GOAL:
Collect each line of the entries that holds the string "name".

DATASET EXCERPTS:
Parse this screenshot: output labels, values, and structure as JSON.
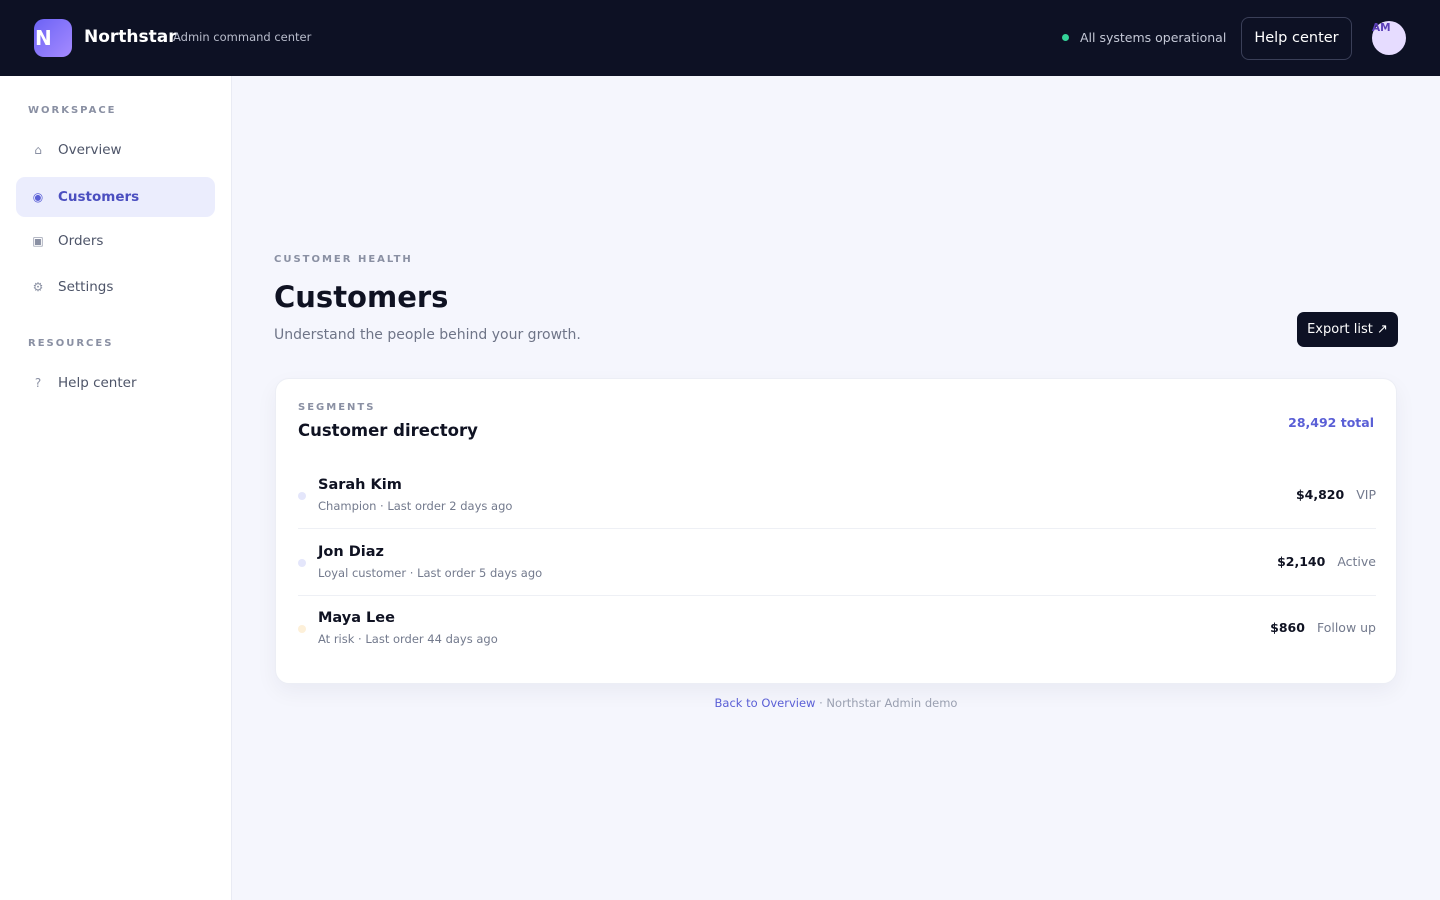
{
  "header": {
    "logo_letter": "N",
    "brand": "Northstar",
    "subtitle": "Admin command center",
    "status_text": "All systems operational",
    "help_label": "Help center",
    "avatar_initials": "AM",
    "colors": {
      "bar": "#0d1124",
      "status_dot": "#34d399",
      "accent": "#5a5fd6"
    }
  },
  "sidebar": {
    "sections": [
      {
        "title": "WORKSPACE",
        "items": [
          {
            "icon": "home-icon",
            "glyph": "⌂",
            "label": "Overview",
            "active": false
          },
          {
            "icon": "customers-icon",
            "glyph": "◉",
            "label": "Customers",
            "active": true
          },
          {
            "icon": "orders-icon",
            "glyph": "▣",
            "label": "Orders",
            "active": false
          },
          {
            "icon": "settings-icon",
            "glyph": "⚙",
            "label": "Settings",
            "active": false
          }
        ]
      },
      {
        "title": "RESOURCES",
        "items": [
          {
            "icon": "help-icon",
            "glyph": "?",
            "label": "Help center",
            "active": false
          }
        ]
      }
    ]
  },
  "main": {
    "eyebrow": "CUSTOMER HEALTH",
    "title": "Customers",
    "subtitle": "Understand the people behind your growth.",
    "export_label": "Export list ↗",
    "card": {
      "eyebrow": "SEGMENTS",
      "title": "Customer directory",
      "total": "28,492 total",
      "customers": [
        {
          "name": "Sarah Kim",
          "meta": "Champion · Last order 2 days ago",
          "amount": "$4,820",
          "tag": "VIP",
          "dot_color": "#e4e6fb"
        },
        {
          "name": "Jon Diaz",
          "meta": "Loyal customer · Last order 5 days ago",
          "amount": "$2,140",
          "tag": "Active",
          "dot_color": "#e4e6fb"
        },
        {
          "name": "Maya Lee",
          "meta": "At risk · Last order 44 days ago",
          "amount": "$860",
          "tag": "Follow up",
          "dot_color": "#fdf0d9"
        }
      ]
    }
  },
  "footer": {
    "link": "Back to Overview",
    "text": " · Northstar Admin demo"
  }
}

RESULT OF THE TASK:
          "name": "Sarah Kim",
          "name": "Jon Diaz",
          "name": "Maya Lee",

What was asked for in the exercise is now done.